EXERCISE OBJECTIVE> Gather all lines containing the string "μητρός" and copy them out.

MATERIAL PROVIDED>
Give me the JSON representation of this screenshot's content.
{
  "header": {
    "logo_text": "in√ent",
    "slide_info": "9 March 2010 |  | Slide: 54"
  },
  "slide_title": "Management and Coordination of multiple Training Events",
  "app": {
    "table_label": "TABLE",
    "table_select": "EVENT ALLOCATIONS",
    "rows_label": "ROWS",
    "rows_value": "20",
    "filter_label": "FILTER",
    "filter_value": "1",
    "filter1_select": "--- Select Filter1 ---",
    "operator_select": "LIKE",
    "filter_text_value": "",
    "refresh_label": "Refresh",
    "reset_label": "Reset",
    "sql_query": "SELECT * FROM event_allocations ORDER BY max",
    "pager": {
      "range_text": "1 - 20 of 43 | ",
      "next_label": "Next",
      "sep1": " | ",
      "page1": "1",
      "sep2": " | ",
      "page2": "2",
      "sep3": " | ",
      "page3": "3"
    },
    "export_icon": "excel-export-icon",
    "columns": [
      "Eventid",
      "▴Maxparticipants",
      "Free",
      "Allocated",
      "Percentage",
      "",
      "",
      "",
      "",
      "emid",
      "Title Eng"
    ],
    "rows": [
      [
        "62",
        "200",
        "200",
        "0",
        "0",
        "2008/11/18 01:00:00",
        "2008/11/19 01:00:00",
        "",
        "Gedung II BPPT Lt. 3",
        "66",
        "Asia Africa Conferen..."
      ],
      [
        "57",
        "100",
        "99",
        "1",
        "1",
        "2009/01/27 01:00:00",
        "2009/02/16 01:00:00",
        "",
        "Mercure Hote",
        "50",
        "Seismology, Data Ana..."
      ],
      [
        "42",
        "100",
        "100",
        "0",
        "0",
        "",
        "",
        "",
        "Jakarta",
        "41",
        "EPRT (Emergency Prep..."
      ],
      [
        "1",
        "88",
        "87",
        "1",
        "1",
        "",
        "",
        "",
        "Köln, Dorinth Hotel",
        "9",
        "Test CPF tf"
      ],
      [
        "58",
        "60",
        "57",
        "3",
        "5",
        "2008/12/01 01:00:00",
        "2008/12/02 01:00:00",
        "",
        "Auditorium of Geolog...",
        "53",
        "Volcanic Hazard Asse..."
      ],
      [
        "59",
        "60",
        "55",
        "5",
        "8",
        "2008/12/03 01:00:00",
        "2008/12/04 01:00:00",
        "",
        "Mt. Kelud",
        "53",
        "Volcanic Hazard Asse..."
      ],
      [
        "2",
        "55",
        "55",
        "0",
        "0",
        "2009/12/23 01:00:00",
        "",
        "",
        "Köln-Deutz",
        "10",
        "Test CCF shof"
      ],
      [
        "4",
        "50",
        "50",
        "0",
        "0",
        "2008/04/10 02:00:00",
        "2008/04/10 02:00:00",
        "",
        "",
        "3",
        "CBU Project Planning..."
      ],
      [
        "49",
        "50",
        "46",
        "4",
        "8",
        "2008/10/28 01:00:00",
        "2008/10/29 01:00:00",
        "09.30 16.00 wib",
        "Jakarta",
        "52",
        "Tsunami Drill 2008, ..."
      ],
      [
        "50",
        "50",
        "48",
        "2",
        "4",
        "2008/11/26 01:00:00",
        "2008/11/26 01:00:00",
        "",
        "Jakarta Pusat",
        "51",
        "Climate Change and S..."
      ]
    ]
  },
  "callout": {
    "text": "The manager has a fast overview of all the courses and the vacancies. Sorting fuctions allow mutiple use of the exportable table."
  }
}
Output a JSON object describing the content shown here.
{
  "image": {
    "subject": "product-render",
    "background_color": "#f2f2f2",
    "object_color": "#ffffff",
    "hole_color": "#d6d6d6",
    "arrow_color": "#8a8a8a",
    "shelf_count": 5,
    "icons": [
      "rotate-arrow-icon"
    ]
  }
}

...

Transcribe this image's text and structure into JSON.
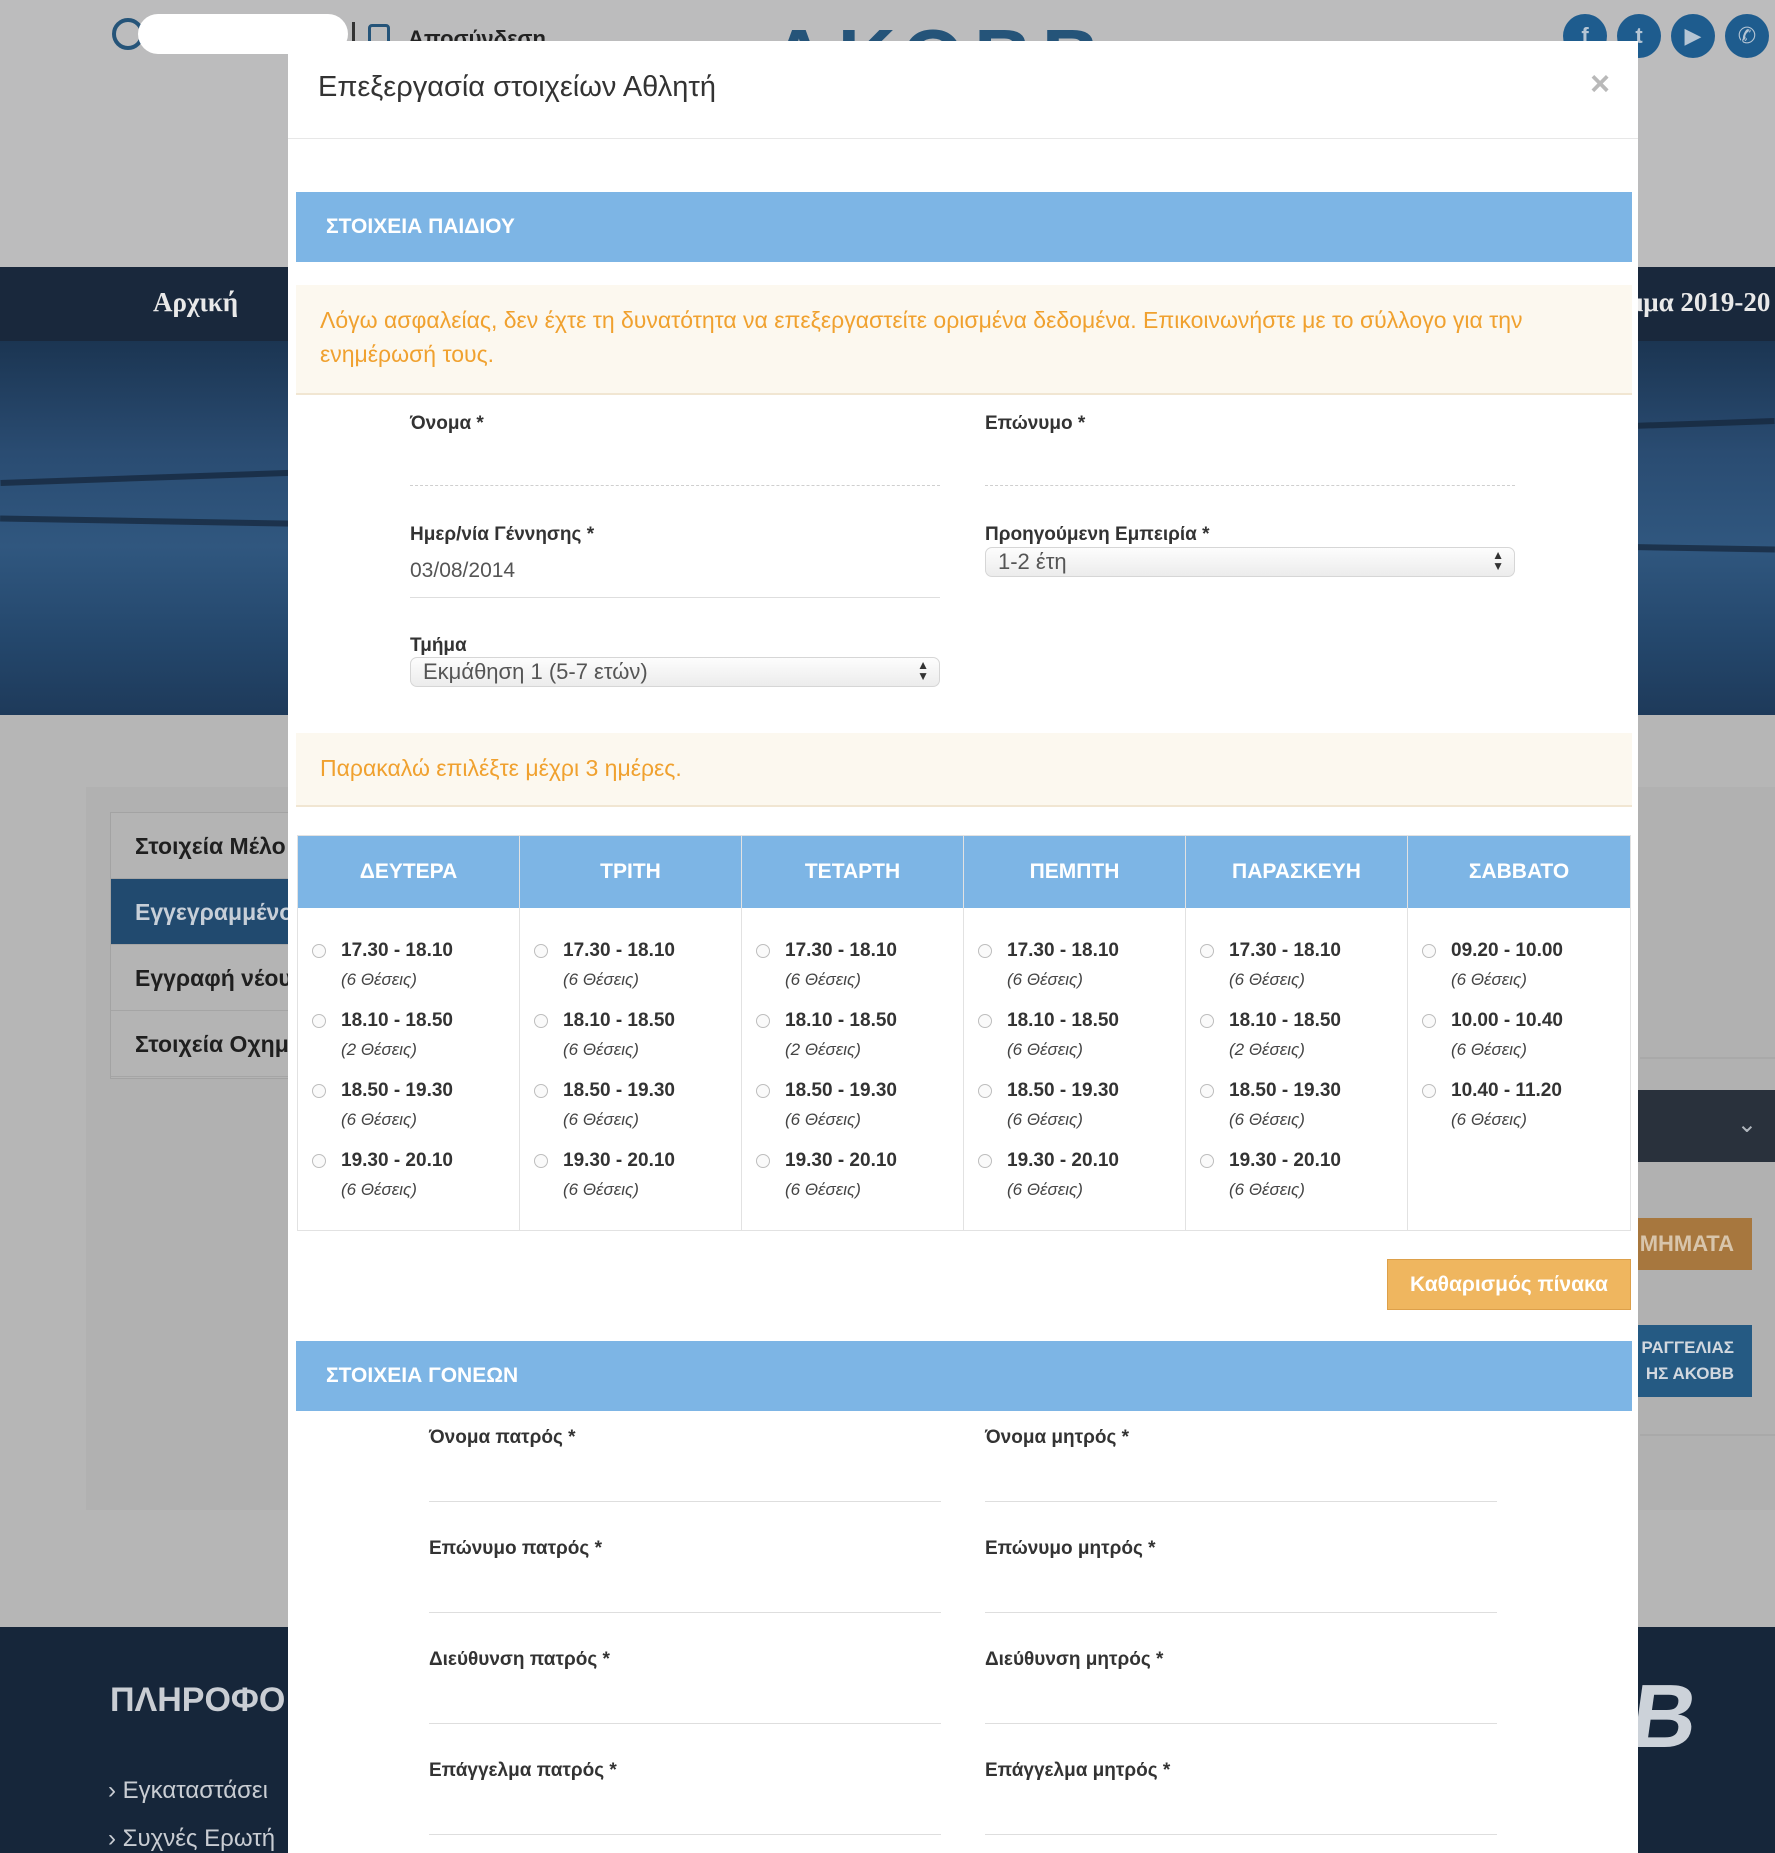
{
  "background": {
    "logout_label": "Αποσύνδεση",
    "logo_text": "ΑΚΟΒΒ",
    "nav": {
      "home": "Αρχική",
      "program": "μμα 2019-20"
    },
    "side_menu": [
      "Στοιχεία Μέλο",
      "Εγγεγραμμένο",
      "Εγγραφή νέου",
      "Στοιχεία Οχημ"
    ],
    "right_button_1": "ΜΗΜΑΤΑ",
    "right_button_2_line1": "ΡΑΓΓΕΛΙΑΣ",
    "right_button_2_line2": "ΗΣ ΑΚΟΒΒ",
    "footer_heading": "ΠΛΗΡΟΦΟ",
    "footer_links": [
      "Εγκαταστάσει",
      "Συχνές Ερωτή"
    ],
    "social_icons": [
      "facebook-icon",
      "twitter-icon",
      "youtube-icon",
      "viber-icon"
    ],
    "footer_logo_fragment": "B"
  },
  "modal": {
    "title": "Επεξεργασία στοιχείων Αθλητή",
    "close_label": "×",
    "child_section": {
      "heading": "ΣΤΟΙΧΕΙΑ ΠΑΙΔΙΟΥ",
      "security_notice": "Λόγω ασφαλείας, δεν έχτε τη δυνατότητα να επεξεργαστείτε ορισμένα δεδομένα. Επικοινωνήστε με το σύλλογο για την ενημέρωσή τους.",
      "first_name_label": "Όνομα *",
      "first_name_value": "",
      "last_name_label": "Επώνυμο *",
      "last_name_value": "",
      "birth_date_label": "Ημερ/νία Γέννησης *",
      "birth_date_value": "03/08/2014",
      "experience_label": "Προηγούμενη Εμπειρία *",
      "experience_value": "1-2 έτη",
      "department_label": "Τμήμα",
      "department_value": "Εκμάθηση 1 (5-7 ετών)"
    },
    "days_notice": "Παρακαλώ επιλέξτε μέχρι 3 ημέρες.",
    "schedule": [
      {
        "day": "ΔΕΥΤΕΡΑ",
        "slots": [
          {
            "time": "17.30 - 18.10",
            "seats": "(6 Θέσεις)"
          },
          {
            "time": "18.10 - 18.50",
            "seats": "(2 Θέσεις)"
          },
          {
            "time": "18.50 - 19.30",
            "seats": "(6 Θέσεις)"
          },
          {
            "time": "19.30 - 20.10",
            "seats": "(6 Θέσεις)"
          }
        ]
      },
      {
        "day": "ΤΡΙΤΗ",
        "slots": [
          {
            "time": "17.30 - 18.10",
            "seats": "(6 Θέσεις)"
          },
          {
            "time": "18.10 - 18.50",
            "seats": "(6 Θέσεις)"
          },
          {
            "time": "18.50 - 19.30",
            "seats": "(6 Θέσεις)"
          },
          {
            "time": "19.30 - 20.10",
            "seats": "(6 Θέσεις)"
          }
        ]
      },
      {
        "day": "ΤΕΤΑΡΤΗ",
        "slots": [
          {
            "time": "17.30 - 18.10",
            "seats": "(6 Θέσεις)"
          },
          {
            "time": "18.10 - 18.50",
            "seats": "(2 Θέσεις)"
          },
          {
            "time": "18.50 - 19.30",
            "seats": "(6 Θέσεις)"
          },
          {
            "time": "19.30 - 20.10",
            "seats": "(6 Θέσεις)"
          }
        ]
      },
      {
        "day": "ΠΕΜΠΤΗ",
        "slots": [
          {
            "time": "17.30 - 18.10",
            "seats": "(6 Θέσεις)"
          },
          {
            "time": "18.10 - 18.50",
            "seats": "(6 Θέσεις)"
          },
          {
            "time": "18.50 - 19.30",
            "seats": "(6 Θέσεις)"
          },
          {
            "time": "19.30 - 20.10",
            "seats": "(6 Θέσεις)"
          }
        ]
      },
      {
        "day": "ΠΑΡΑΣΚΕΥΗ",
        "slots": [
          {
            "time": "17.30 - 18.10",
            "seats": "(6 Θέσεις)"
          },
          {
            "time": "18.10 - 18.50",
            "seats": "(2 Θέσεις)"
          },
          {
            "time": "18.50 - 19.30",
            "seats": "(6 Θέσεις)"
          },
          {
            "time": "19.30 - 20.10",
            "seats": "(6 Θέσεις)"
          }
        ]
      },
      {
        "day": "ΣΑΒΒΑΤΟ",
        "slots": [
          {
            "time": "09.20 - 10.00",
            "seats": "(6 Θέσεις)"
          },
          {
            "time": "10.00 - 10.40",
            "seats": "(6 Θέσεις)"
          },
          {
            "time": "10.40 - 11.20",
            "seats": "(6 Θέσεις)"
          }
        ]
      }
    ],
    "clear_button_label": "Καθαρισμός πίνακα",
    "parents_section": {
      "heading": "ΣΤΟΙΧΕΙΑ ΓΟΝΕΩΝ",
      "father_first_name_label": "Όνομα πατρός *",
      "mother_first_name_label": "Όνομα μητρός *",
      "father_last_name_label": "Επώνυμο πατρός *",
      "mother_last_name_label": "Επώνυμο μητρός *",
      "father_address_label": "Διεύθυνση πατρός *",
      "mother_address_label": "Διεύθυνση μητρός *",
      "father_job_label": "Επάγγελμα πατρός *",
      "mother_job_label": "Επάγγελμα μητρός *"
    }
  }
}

CORRECT OUTPUT>
      "mother_first_name_label": "Όνομα μητρός *",
      "mother_last_name_label": "Επώνυμο μητρός *",
      "mother_address_label": "Διεύθυνση μητρός *",
      "mother_job_label": "Επάγγελμα μητρός *"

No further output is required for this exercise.